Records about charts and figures
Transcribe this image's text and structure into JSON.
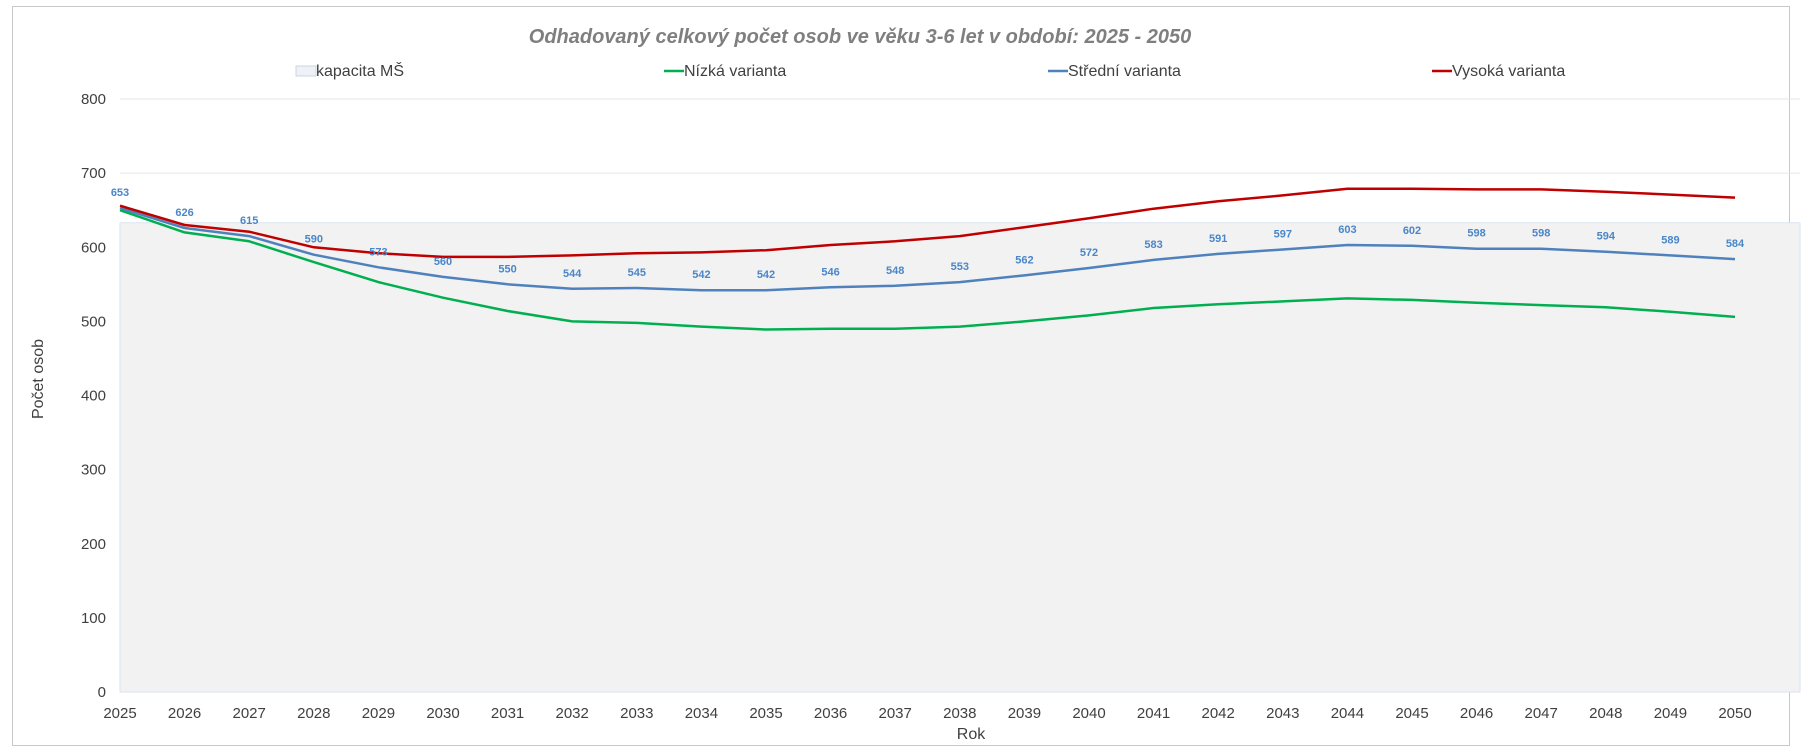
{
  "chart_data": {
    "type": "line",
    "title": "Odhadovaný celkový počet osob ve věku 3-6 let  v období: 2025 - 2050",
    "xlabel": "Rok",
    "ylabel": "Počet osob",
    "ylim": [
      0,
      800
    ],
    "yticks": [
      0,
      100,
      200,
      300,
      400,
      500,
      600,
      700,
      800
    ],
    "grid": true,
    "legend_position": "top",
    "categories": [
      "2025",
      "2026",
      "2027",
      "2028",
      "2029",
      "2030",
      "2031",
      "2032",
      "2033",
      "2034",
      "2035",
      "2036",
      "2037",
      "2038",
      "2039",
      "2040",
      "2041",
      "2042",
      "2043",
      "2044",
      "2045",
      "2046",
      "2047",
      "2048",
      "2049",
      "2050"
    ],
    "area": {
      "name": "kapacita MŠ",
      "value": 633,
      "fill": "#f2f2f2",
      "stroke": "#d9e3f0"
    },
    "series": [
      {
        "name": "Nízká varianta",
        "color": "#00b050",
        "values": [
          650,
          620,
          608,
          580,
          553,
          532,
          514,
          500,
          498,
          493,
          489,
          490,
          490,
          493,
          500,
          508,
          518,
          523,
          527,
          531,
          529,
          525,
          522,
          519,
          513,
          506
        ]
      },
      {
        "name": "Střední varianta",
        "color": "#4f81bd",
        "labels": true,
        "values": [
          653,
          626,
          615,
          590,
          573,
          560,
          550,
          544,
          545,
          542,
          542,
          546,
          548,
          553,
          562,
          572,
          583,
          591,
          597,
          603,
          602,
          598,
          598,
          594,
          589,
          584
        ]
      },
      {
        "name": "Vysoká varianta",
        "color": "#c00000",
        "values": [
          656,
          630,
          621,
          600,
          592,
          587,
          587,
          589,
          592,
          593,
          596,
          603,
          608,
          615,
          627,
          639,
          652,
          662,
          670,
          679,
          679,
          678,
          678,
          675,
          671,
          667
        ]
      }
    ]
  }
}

--

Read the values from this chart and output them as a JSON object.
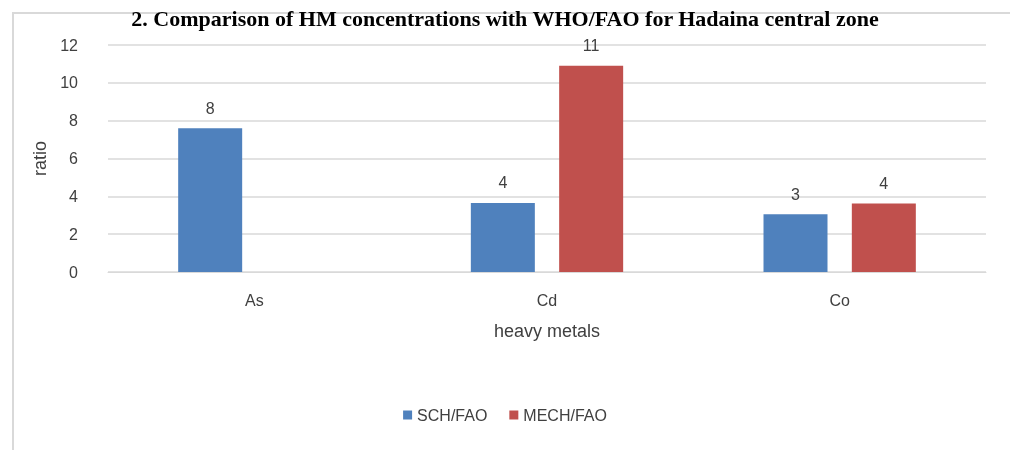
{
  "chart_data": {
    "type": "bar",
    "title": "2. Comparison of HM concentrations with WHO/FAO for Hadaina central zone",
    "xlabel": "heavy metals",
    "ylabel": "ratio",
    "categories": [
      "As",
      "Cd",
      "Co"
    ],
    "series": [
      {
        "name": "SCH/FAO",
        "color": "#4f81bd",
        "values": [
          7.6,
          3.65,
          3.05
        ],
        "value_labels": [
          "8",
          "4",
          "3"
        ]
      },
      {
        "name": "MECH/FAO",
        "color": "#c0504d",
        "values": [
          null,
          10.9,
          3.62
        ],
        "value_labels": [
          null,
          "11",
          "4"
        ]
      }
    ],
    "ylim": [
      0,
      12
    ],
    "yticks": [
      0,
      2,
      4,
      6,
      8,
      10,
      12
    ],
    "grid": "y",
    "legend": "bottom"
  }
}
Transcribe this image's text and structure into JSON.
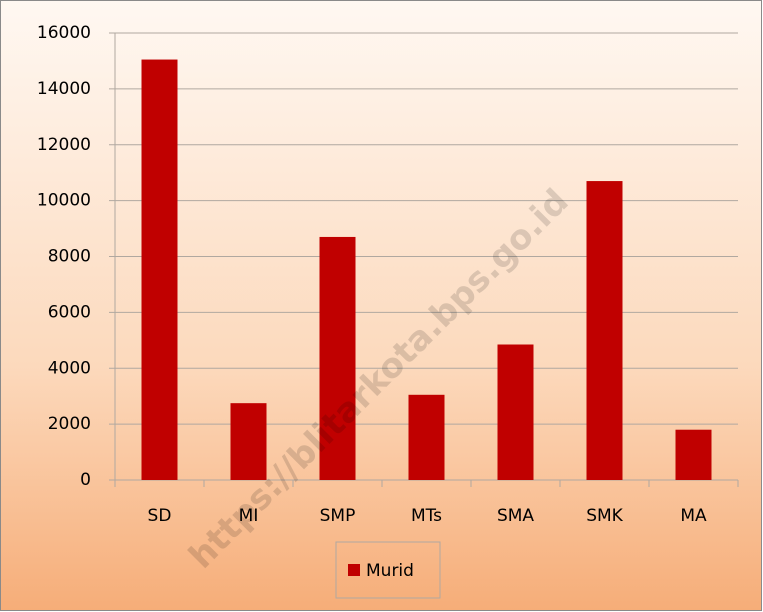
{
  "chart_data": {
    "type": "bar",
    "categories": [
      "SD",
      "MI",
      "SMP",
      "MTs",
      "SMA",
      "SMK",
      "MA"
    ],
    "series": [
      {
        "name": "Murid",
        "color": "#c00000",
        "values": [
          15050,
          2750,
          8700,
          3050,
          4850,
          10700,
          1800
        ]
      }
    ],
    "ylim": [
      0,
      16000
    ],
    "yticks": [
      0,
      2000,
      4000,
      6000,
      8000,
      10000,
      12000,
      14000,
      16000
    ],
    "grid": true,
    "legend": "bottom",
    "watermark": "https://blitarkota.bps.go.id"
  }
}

#### Task description:
In the entries above, identify each line that includes the string "varianta", then copy it.

#### Finished exercise:
        "name": "Nízká varianta",
        "name": "Střední varianta",
        "name": "Vysoká varianta",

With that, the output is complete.